▶ [Your objective]:
Locate and copy all lines bearing the word "xlabel".

Items from a data source:

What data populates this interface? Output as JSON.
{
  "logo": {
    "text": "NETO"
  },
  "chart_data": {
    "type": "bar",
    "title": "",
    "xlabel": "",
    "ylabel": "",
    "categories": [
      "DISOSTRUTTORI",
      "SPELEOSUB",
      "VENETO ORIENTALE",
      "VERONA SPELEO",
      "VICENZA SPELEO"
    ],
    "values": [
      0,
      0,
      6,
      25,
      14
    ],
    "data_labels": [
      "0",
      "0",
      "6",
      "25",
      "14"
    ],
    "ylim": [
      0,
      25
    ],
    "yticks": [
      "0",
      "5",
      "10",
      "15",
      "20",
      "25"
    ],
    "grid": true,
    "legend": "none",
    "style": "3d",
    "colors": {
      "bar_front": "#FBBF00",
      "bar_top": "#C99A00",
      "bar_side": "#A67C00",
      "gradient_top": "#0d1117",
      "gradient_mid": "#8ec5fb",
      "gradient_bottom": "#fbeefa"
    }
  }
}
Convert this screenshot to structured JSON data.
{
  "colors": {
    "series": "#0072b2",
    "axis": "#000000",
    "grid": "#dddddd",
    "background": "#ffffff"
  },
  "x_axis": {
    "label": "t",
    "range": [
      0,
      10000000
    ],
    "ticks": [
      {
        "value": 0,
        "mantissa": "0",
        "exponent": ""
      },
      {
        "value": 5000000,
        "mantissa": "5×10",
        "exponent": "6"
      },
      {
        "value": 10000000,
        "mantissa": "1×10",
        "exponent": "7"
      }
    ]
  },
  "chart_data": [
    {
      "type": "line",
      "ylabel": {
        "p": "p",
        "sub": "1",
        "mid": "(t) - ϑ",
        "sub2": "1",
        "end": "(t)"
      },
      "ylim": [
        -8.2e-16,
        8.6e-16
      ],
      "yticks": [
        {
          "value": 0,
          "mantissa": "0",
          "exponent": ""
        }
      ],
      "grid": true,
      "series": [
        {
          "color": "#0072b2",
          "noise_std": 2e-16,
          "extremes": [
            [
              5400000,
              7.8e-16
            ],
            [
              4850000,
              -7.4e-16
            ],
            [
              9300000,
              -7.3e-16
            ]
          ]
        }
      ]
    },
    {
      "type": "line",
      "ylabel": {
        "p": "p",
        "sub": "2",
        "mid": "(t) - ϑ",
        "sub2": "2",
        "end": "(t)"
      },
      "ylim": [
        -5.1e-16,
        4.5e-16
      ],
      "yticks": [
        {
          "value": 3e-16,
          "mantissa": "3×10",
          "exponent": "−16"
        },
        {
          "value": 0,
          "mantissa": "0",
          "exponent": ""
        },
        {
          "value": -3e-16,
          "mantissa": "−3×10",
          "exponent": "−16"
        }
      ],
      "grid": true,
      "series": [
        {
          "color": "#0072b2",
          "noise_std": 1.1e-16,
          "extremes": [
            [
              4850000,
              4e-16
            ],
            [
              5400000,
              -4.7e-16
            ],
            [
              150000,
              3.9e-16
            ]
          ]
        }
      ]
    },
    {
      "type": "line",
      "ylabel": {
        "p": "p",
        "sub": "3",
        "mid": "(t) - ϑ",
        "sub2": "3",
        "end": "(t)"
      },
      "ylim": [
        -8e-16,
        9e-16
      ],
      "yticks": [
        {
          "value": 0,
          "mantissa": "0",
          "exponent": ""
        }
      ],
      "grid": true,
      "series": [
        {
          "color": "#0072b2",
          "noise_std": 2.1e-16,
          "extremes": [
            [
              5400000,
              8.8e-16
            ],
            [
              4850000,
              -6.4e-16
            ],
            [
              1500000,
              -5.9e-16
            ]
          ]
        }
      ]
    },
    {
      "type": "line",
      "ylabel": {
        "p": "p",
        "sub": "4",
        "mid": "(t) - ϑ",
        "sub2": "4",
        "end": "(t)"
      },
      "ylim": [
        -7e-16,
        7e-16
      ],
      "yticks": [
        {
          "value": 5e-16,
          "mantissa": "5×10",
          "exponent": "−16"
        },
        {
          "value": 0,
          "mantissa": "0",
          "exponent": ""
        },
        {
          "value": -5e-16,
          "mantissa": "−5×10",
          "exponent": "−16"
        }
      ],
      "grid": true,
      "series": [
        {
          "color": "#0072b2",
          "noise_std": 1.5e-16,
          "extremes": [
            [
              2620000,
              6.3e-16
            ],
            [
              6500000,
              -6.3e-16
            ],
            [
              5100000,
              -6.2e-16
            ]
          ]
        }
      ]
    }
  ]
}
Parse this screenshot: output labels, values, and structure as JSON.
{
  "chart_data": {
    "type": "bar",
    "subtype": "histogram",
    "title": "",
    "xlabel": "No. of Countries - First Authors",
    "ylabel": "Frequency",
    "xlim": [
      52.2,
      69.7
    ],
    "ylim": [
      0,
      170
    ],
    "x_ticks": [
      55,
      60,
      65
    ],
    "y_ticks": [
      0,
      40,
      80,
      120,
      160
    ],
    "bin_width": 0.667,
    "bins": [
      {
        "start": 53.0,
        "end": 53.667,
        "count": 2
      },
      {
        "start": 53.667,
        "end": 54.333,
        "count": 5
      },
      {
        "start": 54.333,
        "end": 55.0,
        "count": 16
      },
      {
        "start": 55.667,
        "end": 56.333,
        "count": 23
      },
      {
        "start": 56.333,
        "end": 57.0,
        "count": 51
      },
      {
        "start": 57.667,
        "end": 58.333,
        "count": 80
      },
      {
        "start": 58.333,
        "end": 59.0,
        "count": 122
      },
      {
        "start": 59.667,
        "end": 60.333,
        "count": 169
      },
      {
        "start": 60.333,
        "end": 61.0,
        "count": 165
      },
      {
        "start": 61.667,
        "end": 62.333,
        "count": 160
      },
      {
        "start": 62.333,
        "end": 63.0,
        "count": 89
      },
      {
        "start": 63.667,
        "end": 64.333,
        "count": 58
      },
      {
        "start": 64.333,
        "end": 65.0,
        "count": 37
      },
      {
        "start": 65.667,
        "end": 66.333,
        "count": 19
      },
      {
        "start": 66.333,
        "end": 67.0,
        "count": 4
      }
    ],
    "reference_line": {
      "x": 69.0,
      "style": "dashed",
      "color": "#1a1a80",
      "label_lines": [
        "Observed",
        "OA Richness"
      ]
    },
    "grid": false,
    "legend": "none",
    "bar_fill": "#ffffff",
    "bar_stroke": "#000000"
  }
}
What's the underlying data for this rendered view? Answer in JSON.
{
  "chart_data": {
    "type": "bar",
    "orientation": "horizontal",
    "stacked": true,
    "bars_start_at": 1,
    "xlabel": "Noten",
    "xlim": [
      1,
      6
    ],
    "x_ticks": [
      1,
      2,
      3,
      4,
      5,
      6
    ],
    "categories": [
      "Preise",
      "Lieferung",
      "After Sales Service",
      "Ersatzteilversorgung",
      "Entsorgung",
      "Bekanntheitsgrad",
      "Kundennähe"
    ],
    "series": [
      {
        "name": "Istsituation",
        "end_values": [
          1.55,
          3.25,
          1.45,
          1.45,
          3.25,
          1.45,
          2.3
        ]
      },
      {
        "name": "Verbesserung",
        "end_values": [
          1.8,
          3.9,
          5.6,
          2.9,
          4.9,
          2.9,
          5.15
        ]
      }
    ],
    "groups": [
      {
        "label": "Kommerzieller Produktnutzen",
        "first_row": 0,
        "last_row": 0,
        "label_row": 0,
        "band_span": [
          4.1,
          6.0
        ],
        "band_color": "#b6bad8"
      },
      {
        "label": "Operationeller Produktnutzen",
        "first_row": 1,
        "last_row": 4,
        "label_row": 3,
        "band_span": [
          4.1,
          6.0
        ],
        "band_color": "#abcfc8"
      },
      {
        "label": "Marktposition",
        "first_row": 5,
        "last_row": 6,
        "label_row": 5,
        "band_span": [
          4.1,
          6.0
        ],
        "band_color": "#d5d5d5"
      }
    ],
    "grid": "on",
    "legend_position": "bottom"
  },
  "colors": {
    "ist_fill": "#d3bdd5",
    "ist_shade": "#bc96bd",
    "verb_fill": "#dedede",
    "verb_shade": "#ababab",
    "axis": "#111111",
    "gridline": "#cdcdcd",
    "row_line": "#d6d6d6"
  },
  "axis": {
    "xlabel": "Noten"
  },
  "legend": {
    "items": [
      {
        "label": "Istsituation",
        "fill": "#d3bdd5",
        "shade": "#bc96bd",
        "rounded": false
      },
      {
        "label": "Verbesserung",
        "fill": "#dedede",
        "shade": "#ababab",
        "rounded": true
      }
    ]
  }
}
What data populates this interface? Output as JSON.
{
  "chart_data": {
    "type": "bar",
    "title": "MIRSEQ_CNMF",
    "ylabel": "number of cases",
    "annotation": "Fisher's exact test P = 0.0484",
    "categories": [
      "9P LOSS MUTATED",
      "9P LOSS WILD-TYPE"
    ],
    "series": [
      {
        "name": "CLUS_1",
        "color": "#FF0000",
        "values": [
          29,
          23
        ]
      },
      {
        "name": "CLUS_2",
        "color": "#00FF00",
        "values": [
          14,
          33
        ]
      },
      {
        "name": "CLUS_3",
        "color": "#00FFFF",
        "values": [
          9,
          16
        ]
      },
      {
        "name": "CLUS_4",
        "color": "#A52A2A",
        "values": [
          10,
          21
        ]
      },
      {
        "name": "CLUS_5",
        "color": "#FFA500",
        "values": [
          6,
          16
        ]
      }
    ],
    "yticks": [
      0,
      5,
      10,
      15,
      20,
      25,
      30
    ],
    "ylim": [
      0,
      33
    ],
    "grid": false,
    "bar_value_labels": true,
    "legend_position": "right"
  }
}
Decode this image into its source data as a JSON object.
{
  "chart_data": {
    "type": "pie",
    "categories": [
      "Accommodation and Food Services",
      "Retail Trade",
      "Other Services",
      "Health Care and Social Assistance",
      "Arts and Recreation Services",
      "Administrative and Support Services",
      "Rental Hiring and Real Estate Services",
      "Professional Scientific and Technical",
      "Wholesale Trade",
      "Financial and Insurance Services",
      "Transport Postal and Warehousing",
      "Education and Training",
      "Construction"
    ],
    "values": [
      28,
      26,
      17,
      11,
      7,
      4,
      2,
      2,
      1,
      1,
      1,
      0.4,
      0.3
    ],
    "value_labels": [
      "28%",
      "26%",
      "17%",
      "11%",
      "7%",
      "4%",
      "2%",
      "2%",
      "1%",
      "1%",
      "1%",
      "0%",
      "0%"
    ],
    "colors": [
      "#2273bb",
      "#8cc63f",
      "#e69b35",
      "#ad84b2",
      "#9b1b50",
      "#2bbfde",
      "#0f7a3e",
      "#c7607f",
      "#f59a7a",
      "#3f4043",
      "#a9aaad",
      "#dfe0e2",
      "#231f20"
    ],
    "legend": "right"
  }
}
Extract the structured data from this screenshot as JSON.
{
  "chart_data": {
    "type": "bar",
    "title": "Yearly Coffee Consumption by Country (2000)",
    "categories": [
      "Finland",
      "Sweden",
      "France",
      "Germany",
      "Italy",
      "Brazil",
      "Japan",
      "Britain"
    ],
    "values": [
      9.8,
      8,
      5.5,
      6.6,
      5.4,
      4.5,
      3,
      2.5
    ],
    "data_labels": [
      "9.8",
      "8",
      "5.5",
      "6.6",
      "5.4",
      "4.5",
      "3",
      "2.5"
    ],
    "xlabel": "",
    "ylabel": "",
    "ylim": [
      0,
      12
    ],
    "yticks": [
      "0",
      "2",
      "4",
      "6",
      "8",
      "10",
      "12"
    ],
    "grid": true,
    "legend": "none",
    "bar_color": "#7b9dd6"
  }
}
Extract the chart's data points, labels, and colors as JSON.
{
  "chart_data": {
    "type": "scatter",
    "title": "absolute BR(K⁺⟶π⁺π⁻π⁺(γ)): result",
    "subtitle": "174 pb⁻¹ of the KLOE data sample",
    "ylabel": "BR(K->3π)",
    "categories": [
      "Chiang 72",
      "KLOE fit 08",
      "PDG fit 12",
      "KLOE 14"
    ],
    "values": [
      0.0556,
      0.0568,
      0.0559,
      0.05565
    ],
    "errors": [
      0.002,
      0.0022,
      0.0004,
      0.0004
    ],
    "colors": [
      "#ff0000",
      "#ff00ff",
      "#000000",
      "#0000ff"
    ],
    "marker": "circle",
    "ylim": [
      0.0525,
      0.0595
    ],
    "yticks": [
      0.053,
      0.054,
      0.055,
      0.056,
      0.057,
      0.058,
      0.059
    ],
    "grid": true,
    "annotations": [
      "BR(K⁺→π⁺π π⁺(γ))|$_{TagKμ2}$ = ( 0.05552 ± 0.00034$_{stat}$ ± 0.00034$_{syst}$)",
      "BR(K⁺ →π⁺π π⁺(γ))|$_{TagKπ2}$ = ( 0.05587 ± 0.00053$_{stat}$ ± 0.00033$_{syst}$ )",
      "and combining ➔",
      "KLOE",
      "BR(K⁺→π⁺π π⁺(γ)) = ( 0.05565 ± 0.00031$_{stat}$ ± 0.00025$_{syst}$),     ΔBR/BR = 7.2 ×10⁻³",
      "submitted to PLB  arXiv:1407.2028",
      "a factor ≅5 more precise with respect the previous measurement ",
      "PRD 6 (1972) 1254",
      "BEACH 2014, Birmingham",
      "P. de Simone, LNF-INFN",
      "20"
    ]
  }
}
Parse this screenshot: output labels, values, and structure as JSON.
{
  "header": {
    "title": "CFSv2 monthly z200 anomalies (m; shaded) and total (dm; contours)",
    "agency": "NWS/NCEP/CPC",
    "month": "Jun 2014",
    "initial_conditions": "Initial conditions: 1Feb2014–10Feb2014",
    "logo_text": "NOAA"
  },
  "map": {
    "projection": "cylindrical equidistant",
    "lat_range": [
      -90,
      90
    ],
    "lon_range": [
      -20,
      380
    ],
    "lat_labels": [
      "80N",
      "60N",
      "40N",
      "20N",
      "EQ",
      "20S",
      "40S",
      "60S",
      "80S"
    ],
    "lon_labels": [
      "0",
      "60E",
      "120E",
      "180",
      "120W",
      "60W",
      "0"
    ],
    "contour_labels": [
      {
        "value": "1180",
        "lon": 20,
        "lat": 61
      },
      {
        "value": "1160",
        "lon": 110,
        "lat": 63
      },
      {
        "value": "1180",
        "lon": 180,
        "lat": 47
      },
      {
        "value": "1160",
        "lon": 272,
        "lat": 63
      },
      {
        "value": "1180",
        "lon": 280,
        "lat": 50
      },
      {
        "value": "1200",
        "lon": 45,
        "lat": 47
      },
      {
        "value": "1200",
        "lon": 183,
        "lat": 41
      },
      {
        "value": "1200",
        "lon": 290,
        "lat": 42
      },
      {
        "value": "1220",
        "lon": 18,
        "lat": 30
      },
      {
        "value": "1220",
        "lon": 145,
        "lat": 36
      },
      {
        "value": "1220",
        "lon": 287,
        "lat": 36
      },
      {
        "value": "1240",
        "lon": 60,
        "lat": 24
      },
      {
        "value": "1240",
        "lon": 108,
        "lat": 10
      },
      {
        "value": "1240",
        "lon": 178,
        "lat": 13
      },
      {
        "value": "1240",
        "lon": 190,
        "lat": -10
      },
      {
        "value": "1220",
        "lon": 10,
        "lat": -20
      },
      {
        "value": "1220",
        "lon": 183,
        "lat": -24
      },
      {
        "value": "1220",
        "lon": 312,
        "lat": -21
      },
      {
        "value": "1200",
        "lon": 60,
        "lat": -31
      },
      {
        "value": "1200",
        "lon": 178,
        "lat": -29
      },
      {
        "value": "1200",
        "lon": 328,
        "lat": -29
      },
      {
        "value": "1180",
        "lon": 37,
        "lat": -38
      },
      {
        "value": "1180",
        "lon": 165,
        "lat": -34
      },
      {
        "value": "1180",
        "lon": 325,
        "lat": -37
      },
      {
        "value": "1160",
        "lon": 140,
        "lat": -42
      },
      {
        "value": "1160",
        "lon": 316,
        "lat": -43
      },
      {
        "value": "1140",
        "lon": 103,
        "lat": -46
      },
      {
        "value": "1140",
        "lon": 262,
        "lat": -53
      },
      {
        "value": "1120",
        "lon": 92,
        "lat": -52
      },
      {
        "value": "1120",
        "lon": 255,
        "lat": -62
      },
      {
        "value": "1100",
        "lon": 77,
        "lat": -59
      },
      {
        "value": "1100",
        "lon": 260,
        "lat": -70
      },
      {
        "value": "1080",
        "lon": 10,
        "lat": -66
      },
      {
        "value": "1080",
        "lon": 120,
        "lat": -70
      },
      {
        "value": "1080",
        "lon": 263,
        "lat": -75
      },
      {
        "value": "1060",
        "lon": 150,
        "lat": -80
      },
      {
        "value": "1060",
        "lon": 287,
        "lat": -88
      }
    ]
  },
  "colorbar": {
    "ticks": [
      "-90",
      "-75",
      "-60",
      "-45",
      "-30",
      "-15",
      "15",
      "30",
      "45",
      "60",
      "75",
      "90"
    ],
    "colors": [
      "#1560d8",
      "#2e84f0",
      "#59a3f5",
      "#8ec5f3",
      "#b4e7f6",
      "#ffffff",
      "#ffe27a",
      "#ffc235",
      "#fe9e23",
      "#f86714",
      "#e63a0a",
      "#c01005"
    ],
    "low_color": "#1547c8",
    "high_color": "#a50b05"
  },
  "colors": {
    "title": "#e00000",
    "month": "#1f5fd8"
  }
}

▶ [Result of the task]:
    "xlabel": "",
    "xlabel": "No. of Countries - First Authors",
    "xlabel": "Noten",
    "xlabel": "Noten"
    "xlabel": "",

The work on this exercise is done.